LISTED RECORDS ::
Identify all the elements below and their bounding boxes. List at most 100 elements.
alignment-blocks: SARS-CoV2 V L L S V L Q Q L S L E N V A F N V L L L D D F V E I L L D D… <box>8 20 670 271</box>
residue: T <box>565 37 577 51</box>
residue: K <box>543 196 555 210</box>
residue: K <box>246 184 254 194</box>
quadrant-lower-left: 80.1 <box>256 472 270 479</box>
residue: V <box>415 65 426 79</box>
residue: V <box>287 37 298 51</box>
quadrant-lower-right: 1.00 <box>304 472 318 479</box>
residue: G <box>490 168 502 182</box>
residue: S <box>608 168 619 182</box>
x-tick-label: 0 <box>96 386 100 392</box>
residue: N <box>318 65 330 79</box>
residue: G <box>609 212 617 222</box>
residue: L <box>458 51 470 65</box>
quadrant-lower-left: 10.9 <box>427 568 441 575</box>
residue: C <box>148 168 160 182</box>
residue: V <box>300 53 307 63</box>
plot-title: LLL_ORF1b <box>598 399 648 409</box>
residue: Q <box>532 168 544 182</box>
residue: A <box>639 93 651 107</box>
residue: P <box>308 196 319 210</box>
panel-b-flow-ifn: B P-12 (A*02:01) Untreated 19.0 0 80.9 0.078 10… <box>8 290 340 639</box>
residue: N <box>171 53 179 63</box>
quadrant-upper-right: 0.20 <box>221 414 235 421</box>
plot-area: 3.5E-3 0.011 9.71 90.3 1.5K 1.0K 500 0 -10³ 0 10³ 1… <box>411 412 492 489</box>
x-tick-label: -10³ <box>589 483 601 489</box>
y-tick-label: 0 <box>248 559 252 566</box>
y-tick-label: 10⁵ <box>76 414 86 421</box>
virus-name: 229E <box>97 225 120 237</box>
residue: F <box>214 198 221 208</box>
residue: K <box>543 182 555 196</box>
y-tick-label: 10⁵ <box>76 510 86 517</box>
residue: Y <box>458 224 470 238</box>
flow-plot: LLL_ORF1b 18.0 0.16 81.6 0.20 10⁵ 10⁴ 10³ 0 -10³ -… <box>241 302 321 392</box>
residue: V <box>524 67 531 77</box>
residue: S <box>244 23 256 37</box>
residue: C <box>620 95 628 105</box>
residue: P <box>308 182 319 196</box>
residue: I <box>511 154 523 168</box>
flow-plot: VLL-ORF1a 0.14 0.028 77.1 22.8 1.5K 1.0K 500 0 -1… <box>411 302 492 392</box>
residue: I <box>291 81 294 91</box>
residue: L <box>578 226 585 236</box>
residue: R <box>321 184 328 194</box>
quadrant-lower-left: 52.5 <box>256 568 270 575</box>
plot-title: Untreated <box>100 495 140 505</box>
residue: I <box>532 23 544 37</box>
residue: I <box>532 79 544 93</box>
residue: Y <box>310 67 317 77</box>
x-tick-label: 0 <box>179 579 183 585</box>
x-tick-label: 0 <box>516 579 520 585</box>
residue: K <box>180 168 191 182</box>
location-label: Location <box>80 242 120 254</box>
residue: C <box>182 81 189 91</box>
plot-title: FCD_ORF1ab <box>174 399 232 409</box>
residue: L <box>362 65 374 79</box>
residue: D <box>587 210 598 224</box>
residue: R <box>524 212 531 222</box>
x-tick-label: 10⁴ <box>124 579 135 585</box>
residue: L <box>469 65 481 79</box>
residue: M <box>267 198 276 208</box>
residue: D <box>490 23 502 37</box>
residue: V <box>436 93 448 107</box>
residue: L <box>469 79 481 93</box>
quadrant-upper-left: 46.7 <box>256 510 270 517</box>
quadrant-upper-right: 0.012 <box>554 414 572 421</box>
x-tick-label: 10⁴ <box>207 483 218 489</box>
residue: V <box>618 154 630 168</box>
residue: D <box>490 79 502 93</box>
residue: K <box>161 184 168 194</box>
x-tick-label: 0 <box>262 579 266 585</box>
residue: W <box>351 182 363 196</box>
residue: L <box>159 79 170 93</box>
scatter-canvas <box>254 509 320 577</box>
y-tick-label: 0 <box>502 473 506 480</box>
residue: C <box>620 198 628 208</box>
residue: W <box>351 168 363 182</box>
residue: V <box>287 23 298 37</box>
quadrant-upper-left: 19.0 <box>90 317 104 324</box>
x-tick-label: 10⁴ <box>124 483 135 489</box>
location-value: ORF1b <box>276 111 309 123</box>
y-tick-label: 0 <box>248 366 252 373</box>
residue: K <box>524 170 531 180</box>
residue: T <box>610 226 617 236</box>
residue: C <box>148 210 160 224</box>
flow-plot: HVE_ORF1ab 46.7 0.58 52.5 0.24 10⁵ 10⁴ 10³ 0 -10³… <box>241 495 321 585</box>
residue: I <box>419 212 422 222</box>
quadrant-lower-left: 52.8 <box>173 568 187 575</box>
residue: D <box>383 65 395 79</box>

ABOUT THIS TASK :: Each entry above is to be transcribed exactly as it was written.

THE ANSWER ::
Identify all the elements below and their bounding boxes. List at most 100 elements.
alignment-blocks: SARS-CoV2 V L L S V L Q Q L S L E N V A F N V L L L D D F V E I L L D D… <box>8 20 670 271</box>
residue: T <box>565 37 577 51</box>
residue: K <box>543 196 555 210</box>
residue: K <box>246 184 254 194</box>
quadrant-lower-left: 80.1 <box>256 472 270 479</box>
residue: V <box>415 65 426 79</box>
residue: V <box>287 37 298 51</box>
quadrant-lower-right: 1.00 <box>304 472 318 479</box>
residue: G <box>490 168 502 182</box>
residue: S <box>608 168 619 182</box>
x-tick-label: 0 <box>96 386 100 392</box>
residue: N <box>318 65 330 79</box>
residue: G <box>609 212 617 222</box>
residue: L <box>458 51 470 65</box>
quadrant-lower-left: 10.9 <box>427 568 441 575</box>
residue: C <box>148 168 160 182</box>
residue: V <box>300 53 307 63</box>
plot-title: LLL_ORF1b <box>598 399 648 409</box>
residue: Q <box>532 168 544 182</box>
residue: A <box>639 93 651 107</box>
residue: P <box>308 196 319 210</box>
panel-b-flow-ifn: B P-12 (A*02:01) Untreated 19.0 0 80.9 0.078 10… <box>8 290 340 639</box>
residue: N <box>171 53 179 63</box>
quadrant-upper-right: 0.20 <box>221 414 235 421</box>
plot-area: 3.5E-3 0.011 9.71 90.3 1.5K 1.0K 500 0 -10³ 0 10³ 1… <box>411 412 492 489</box>
x-tick-label: -10³ <box>589 483 601 489</box>
y-tick-label: 0 <box>248 559 252 566</box>
y-tick-label: 10⁵ <box>76 414 86 421</box>
virus-name: 229E <box>97 225 120 237</box>
residue: F <box>214 198 221 208</box>
residue: K <box>543 182 555 196</box>
y-tick-label: 10⁵ <box>76 510 86 517</box>
residue: Y <box>458 224 470 238</box>
flow-plot: LLL_ORF1b 18.0 0.16 81.6 0.20 10⁵ 10⁴ 10³ 0 -10³ -… <box>241 302 321 392</box>
residue: V <box>524 67 531 77</box>
residue: S <box>244 23 256 37</box>
residue: C <box>620 95 628 105</box>
residue: P <box>308 182 319 196</box>
residue: I <box>511 154 523 168</box>
flow-plot: VLL-ORF1a 0.14 0.028 77.1 22.8 1.5K 1.0K 500 0 -1… <box>411 302 492 392</box>
residue: I <box>291 81 294 91</box>
residue: L <box>578 226 585 236</box>
residue: R <box>321 184 328 194</box>
quadrant-lower-left: 52.5 <box>256 568 270 575</box>
plot-title: Untreated <box>100 495 140 505</box>
residue: I <box>532 23 544 37</box>
residue: I <box>532 79 544 93</box>
residue: Y <box>310 67 317 77</box>
x-tick-label: 0 <box>179 579 183 585</box>
x-tick-label: 0 <box>516 579 520 585</box>
residue: K <box>180 168 191 182</box>
location-label: Location <box>80 242 120 254</box>
residue: C <box>182 81 189 91</box>
plot-title: FCD_ORF1ab <box>174 399 232 409</box>
residue: L <box>362 65 374 79</box>
residue: D <box>587 210 598 224</box>
residue: R <box>524 212 531 222</box>
x-tick-label: 10⁴ <box>124 579 135 585</box>
residue: L <box>469 65 481 79</box>
residue: M <box>267 198 276 208</box>
residue: D <box>490 23 502 37</box>
residue: V <box>436 93 448 107</box>
residue: L <box>469 79 481 93</box>
quadrant-upper-left: 46.7 <box>256 510 270 517</box>
quadrant-upper-right: 0.012 <box>554 414 572 421</box>
x-tick-label: 10⁴ <box>207 483 218 489</box>
residue: V <box>618 154 630 168</box>
residue: D <box>490 79 502 93</box>
residue: K <box>161 184 168 194</box>
x-tick-label: 0 <box>262 579 266 585</box>
residue: W <box>351 182 363 196</box>
residue: L <box>159 79 170 93</box>
scatter-canvas <box>254 509 320 577</box>
y-tick-label: 0 <box>502 473 506 480</box>
residue: C <box>620 198 628 208</box>
residue: W <box>351 168 363 182</box>
residue: V <box>287 23 298 37</box>
quadrant-upper-left: 19.0 <box>90 317 104 324</box>
x-tick-label: 10⁴ <box>124 483 135 489</box>
location-value: ORF1b <box>276 111 309 123</box>
y-tick-label: 0 <box>248 366 252 373</box>
residue: K <box>524 170 531 180</box>
residue: T <box>610 226 617 236</box>
residue: C <box>148 210 160 224</box>
flow-plot: HVE_ORF1ab 46.7 0.58 52.5 0.24 10⁵ 10⁴ 10³ 0 -10³… <box>241 495 321 585</box>
residue: I <box>419 212 422 222</box>
quadrant-lower-left: 52.8 <box>173 568 187 575</box>
residue: D <box>383 65 395 79</box>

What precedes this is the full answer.